Supplied entries
--- START ---

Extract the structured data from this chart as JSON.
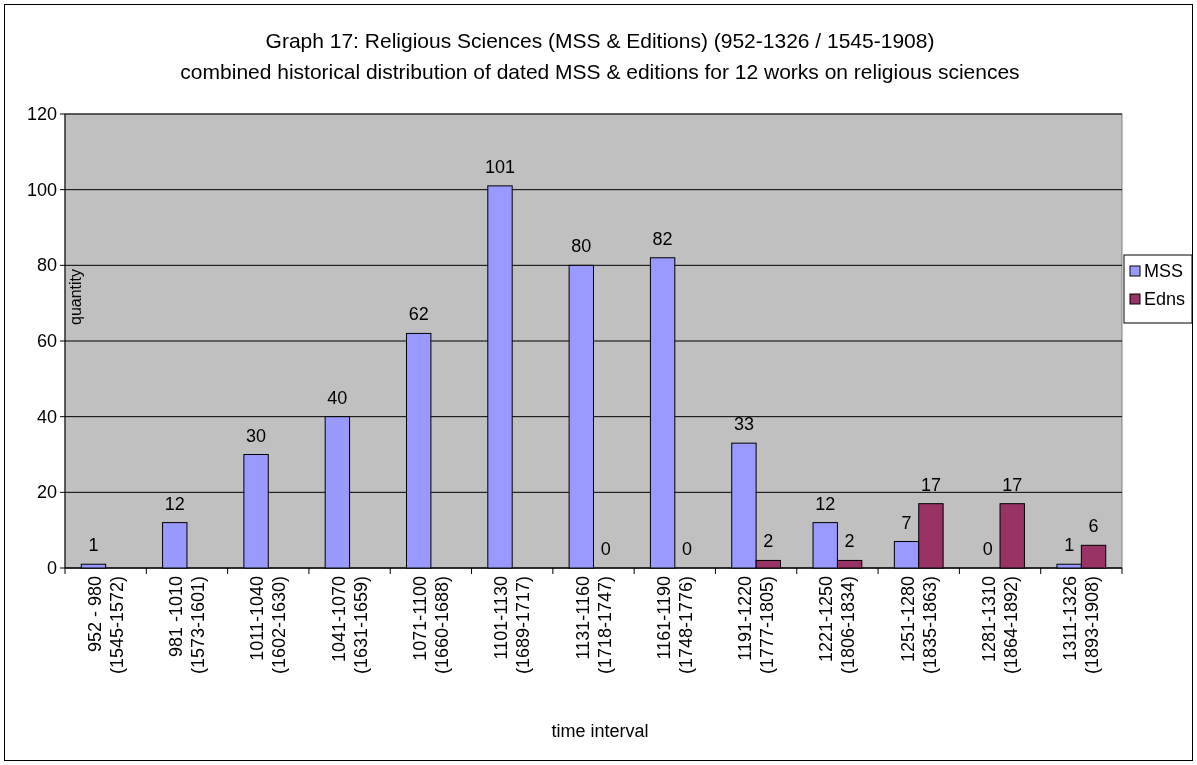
{
  "chart_data": {
    "type": "bar",
    "title": "Graph 17: Religious Sciences (MSS & Editions) (952-1326 / 1545-1908)",
    "subtitle": "combined historical distribution of dated MSS & editions for 12 works on religious sciences",
    "xlabel": "time interval",
    "ylabel": "quantity",
    "categories": [
      "952 - 980\n(1545-1572)",
      "981 -1010\n(1573-1601)",
      "1011-1040\n(1602-1630)",
      "1041-1070\n(1631-1659)",
      "1071-1100\n(1660-1688)",
      "1101-1130\n(1689-1717)",
      "1131-1160\n(1718-1747)",
      "1161-1190\n(1748-1776)",
      "1191-1220\n(1777-1805)",
      "1221-1250\n(1806-1834)",
      "1251-1280\n(1835-1863)",
      "1281-1310\n(1864-1892)",
      "1311-1326\n(1893-1908)"
    ],
    "series": [
      {
        "name": "MSS",
        "color": "#9999ff",
        "values": [
          1,
          12,
          30,
          40,
          62,
          101,
          80,
          82,
          33,
          12,
          7,
          0,
          1
        ]
      },
      {
        "name": "Edns",
        "color": "#993366",
        "values": [
          null,
          null,
          null,
          null,
          null,
          null,
          0,
          0,
          2,
          2,
          17,
          17,
          6
        ]
      }
    ],
    "ylim": [
      0,
      120
    ],
    "yticks": [
      0,
      20,
      40,
      60,
      80,
      100,
      120
    ],
    "grid": "y",
    "legend": "right",
    "data_labels": true
  }
}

--- END ---

Task statement
Generate a word-for-word copy of the preceding records, excluding all pictures.

Solution to the exercise
Extract the structured data from this chart as JSON.
{
  "chart_data": {
    "type": "bar",
    "title": "Graph 17: Religious Sciences (MSS & Editions) (952-1326 / 1545-1908)",
    "subtitle": "combined historical distribution of dated MSS & editions for 12 works on religious sciences",
    "xlabel": "time interval",
    "ylabel": "quantity",
    "categories": [
      "952 - 980\n(1545-1572)",
      "981 -1010\n(1573-1601)",
      "1011-1040\n(1602-1630)",
      "1041-1070\n(1631-1659)",
      "1071-1100\n(1660-1688)",
      "1101-1130\n(1689-1717)",
      "1131-1160\n(1718-1747)",
      "1161-1190\n(1748-1776)",
      "1191-1220\n(1777-1805)",
      "1221-1250\n(1806-1834)",
      "1251-1280\n(1835-1863)",
      "1281-1310\n(1864-1892)",
      "1311-1326\n(1893-1908)"
    ],
    "series": [
      {
        "name": "MSS",
        "color": "#9999ff",
        "values": [
          1,
          12,
          30,
          40,
          62,
          101,
          80,
          82,
          33,
          12,
          7,
          0,
          1
        ]
      },
      {
        "name": "Edns",
        "color": "#993366",
        "values": [
          null,
          null,
          null,
          null,
          null,
          null,
          0,
          0,
          2,
          2,
          17,
          17,
          6
        ]
      }
    ],
    "ylim": [
      0,
      120
    ],
    "yticks": [
      0,
      20,
      40,
      60,
      80,
      100,
      120
    ],
    "grid": "y",
    "legend": "right",
    "data_labels": true
  }
}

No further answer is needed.